Hunt for the word "FxEELxFV" across the entries below, copying each line that holds it.

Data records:
________________

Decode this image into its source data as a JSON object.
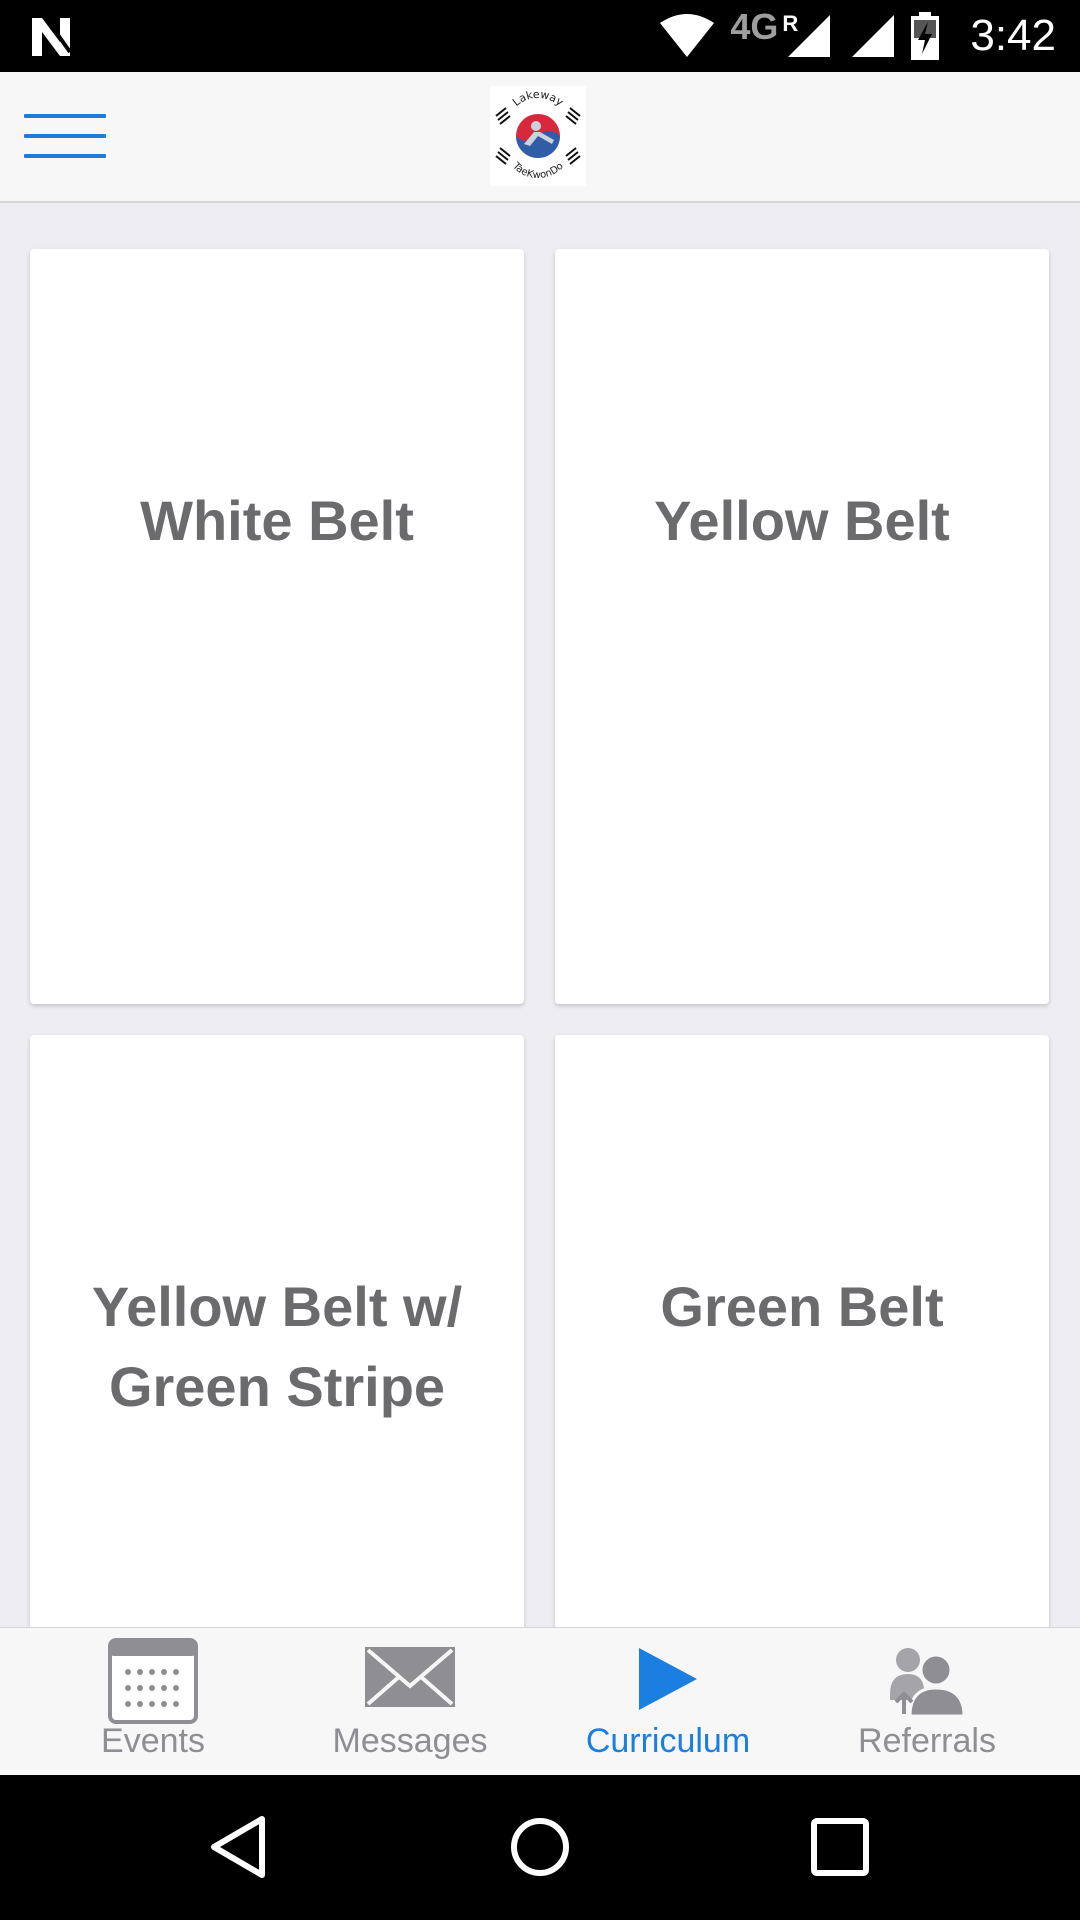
{
  "status_bar": {
    "time": "3:42",
    "network": "4G",
    "roaming": "R",
    "icons": [
      "notification-n-icon",
      "wifi-icon",
      "signal-roaming-icon",
      "signal-icon",
      "battery-charging-icon"
    ]
  },
  "header": {
    "menu_icon": "hamburger-menu-icon",
    "logo_top_text": "Lakeway",
    "logo_bottom_text": "TaeKwonDo"
  },
  "cards": [
    {
      "label": "White Belt"
    },
    {
      "label": "Yellow Belt"
    },
    {
      "label": "Yellow Belt w/ Green Stripe"
    },
    {
      "label": "Green Belt"
    }
  ],
  "tabs": [
    {
      "label": "Events",
      "icon": "calendar-icon",
      "active": false
    },
    {
      "label": "Messages",
      "icon": "envelope-icon",
      "active": false
    },
    {
      "label": "Curriculum",
      "icon": "play-icon",
      "active": true
    },
    {
      "label": "Referrals",
      "icon": "referrals-people-icon",
      "active": false
    }
  ],
  "colors": {
    "accent": "#1a7fe0",
    "tab_inactive": "#8e8e93",
    "card_text": "#6b6b6e",
    "background": "#eeeef2"
  },
  "nav": {
    "icons": [
      "back-icon",
      "home-icon",
      "recents-icon"
    ]
  }
}
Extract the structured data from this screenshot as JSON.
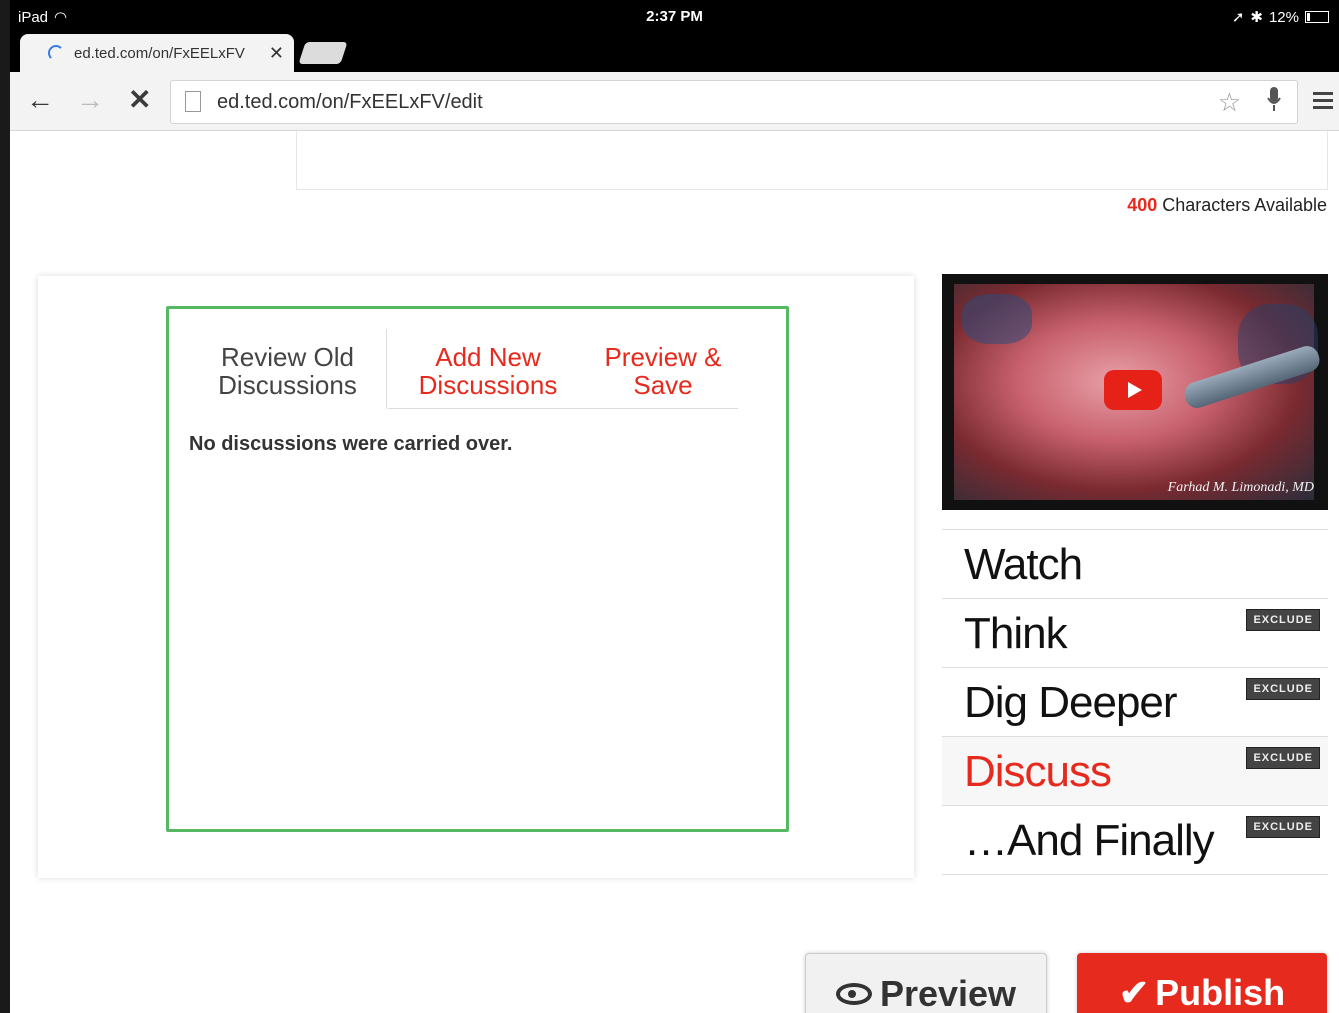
{
  "status_bar": {
    "device": "iPad",
    "time": "2:37 PM",
    "battery": "12%"
  },
  "tab": {
    "title": "ed.ted.com/on/FxEELxFV",
    "close": "✕"
  },
  "toolbar": {
    "url": "ed.ted.com/on/FxEELxFV/edit"
  },
  "chars": {
    "count": "400",
    "label": " Characters Available"
  },
  "discussion_tabs": [
    {
      "label": "Review Old Discussions"
    },
    {
      "label": "Add New Discussions"
    },
    {
      "label": "Preview & Save"
    }
  ],
  "empty_message": "No discussions were carried over.",
  "video": {
    "credit": "Farhad M. Limonadi, MD"
  },
  "steps": [
    {
      "label": "Watch"
    },
    {
      "label": "Think",
      "badge": "EXCLUDE"
    },
    {
      "label": "Dig Deeper",
      "badge": "EXCLUDE"
    },
    {
      "label": "Discuss",
      "badge": "EXCLUDE"
    },
    {
      "label": "…And Finally",
      "badge": "EXCLUDE"
    }
  ],
  "buttons": {
    "preview": "Preview",
    "publish": "Publish"
  },
  "colors": {
    "accent": "#e62b1e",
    "frame_green": "#55b863"
  }
}
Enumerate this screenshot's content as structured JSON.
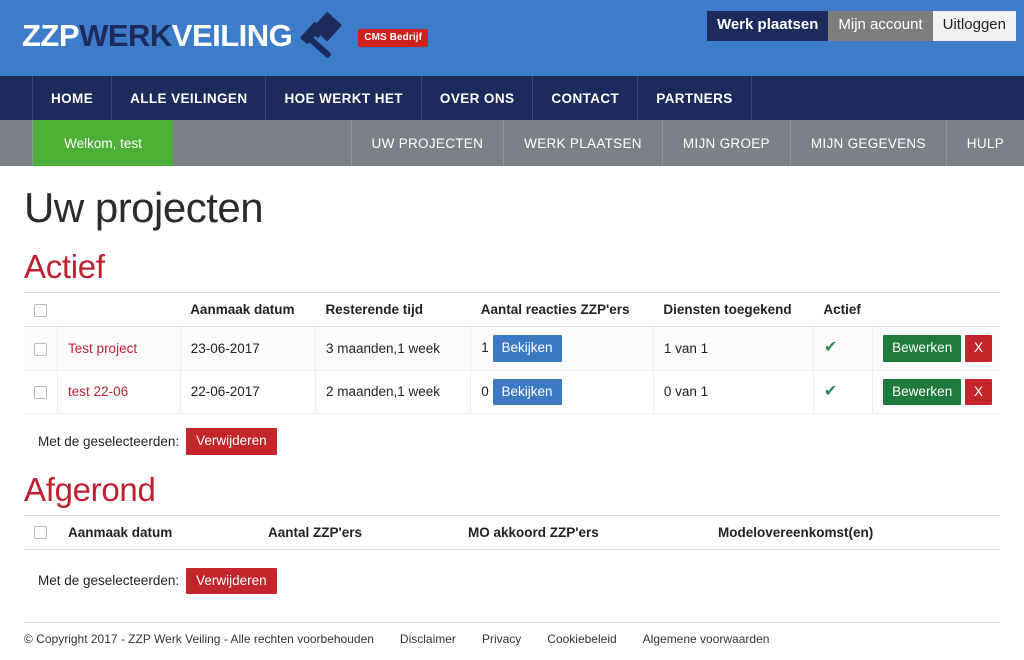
{
  "brand": {
    "logo_part1": "ZZP",
    "logo_part2": "WERK",
    "logo_part3": "VEILING",
    "badge": "CMS Bedrijf",
    "gavel_icon": "gavel-icon",
    "header_bg": "#3d7cc9",
    "navy": "#1d2a5c",
    "accent_red": "#bf2131",
    "accent_green": "#4caf36"
  },
  "account_links": [
    {
      "label": "Werk plaatsen",
      "style": "dark"
    },
    {
      "label": "Mijn account",
      "style": "grey"
    },
    {
      "label": "Uitloggen",
      "style": "light"
    }
  ],
  "main_nav": [
    {
      "label": "HOME"
    },
    {
      "label": "ALLE VEILINGEN"
    },
    {
      "label": "HOE WERKT HET"
    },
    {
      "label": "OVER ONS"
    },
    {
      "label": "CONTACT"
    },
    {
      "label": "PARTNERS"
    }
  ],
  "sub_nav": {
    "welcome": "Welkom, test",
    "items": [
      {
        "label": "UW PROJECTEN"
      },
      {
        "label": "WERK PLAATSEN"
      },
      {
        "label": "MIJN GROEP"
      },
      {
        "label": "MIJN GEGEVENS"
      },
      {
        "label": "HULP"
      }
    ]
  },
  "page": {
    "title": "Uw projecten"
  },
  "actief": {
    "heading": "Actief",
    "columns": [
      "",
      "",
      "Aanmaak datum",
      "Resterende tijd",
      "Aantal reacties ZZP'ers",
      "Diensten toegekend",
      "Actief",
      ""
    ],
    "rows": [
      {
        "name": "Test project",
        "aanmaak_datum": "23-06-2017",
        "resterende_tijd": "3 maanden,1 week",
        "reacties_count": "1",
        "reacties_button": "Bekijken",
        "diensten": "1 van 1",
        "diensten_state": "green",
        "actief_icon": "check-icon",
        "edit_label": "Bewerken",
        "delete_label": "X"
      },
      {
        "name": "test 22-06",
        "aanmaak_datum": "22-06-2017",
        "resterende_tijd": "2 maanden,1 week",
        "reacties_count": "0",
        "reacties_button": "Bekijken",
        "diensten": "0 van 1",
        "diensten_state": "red",
        "actief_icon": "check-icon",
        "edit_label": "Bewerken",
        "delete_label": "X"
      }
    ],
    "bulk_label": "Met de geselecteerden:",
    "bulk_button": "Verwijderen"
  },
  "afgerond": {
    "heading": "Afgerond",
    "columns": [
      "",
      "Aanmaak datum",
      "Aantal ZZP'ers",
      "MO akkoord ZZP'ers",
      "Modelovereenkomst(en)"
    ],
    "rows": [],
    "bulk_label": "Met de geselecteerden:",
    "bulk_button": "Verwijderen"
  },
  "footer": {
    "copyright": "© Copyright 2017 - ZZP Werk Veiling - Alle rechten voorbehouden",
    "links": [
      {
        "label": "Disclaimer"
      },
      {
        "label": "Privacy"
      },
      {
        "label": "Cookiebeleid"
      },
      {
        "label": "Algemene voorwaarden"
      }
    ]
  }
}
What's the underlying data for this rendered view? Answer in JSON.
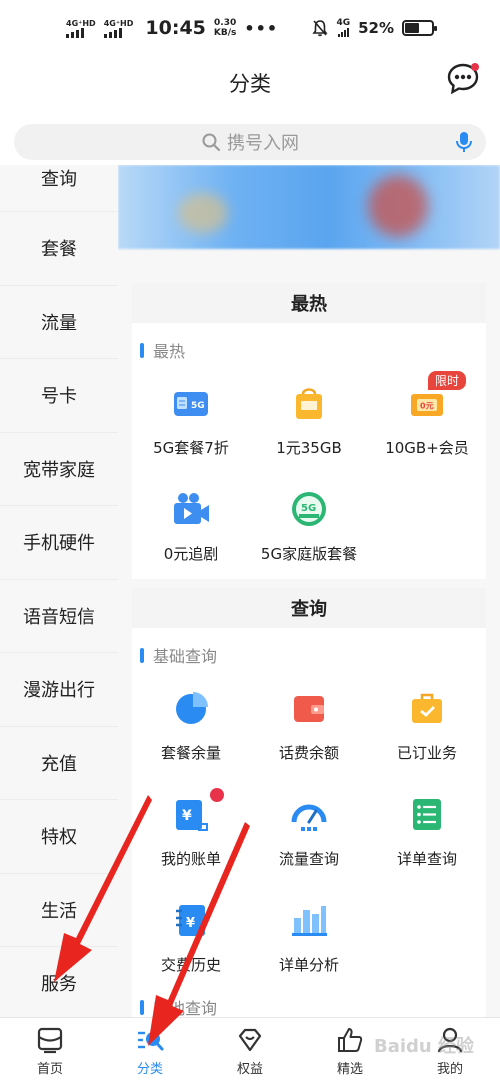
{
  "status_bar": {
    "net1": "4G⁺HD",
    "net2": "4G⁺HD",
    "time": "10:45",
    "speed_value": "0.30",
    "speed_unit": "KB/s",
    "more": "•••",
    "net_right": "4G",
    "battery": "52%",
    "battery_level": 0.52
  },
  "header": {
    "title": "分类"
  },
  "search": {
    "placeholder": "携号入网"
  },
  "sidebar": {
    "items": [
      {
        "label": "查询"
      },
      {
        "label": "套餐"
      },
      {
        "label": "流量"
      },
      {
        "label": "号卡"
      },
      {
        "label": "宽带家庭"
      },
      {
        "label": "手机硬件"
      },
      {
        "label": "语音短信"
      },
      {
        "label": "漫游出行"
      },
      {
        "label": "充值"
      },
      {
        "label": "特权"
      },
      {
        "label": "生活"
      },
      {
        "label": "服务"
      }
    ]
  },
  "sections": {
    "hot": {
      "title": "最热",
      "group": "最热",
      "items": [
        {
          "label": "5G套餐7折",
          "icon": "5g-sim-icon"
        },
        {
          "label": "1元35GB",
          "icon": "shopping-bag-icon"
        },
        {
          "label": "10GB+会员",
          "icon": "coupon-icon",
          "tag": "限时"
        },
        {
          "label": "0元追剧",
          "icon": "video-camera-icon"
        },
        {
          "label": "5G家庭版套餐",
          "icon": "5g-home-icon"
        }
      ]
    },
    "query": {
      "title": "查询",
      "group": "基础查询",
      "items": [
        {
          "label": "套餐余量",
          "icon": "pie-chart-icon"
        },
        {
          "label": "话费余额",
          "icon": "wallet-icon"
        },
        {
          "label": "已订业务",
          "icon": "briefcase-check-icon"
        },
        {
          "label": "我的账单",
          "icon": "bill-icon"
        },
        {
          "label": "流量查询",
          "icon": "speedometer-icon"
        },
        {
          "label": "详单查询",
          "icon": "list-icon"
        },
        {
          "label": "交费历史",
          "icon": "payment-history-icon"
        },
        {
          "label": "详单分析",
          "icon": "bar-chart-icon"
        }
      ],
      "group2": "其他查询"
    }
  },
  "tabbar": {
    "tabs": [
      {
        "label": "首页"
      },
      {
        "label": "分类"
      },
      {
        "label": "权益"
      },
      {
        "label": "精选"
      },
      {
        "label": "我的"
      }
    ]
  },
  "watermark": "Baidu 经验"
}
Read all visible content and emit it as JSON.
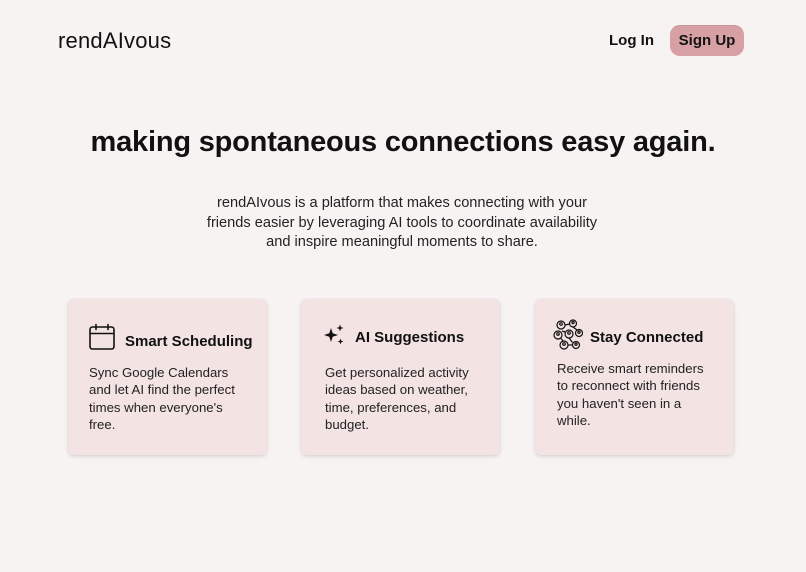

________________

§ ANSWER TO THE PROBLEM
    "title": "ed.ted.com/on/FxEELxFV",
    "url": "ed.ted.com/on/FxEELxFV/edit"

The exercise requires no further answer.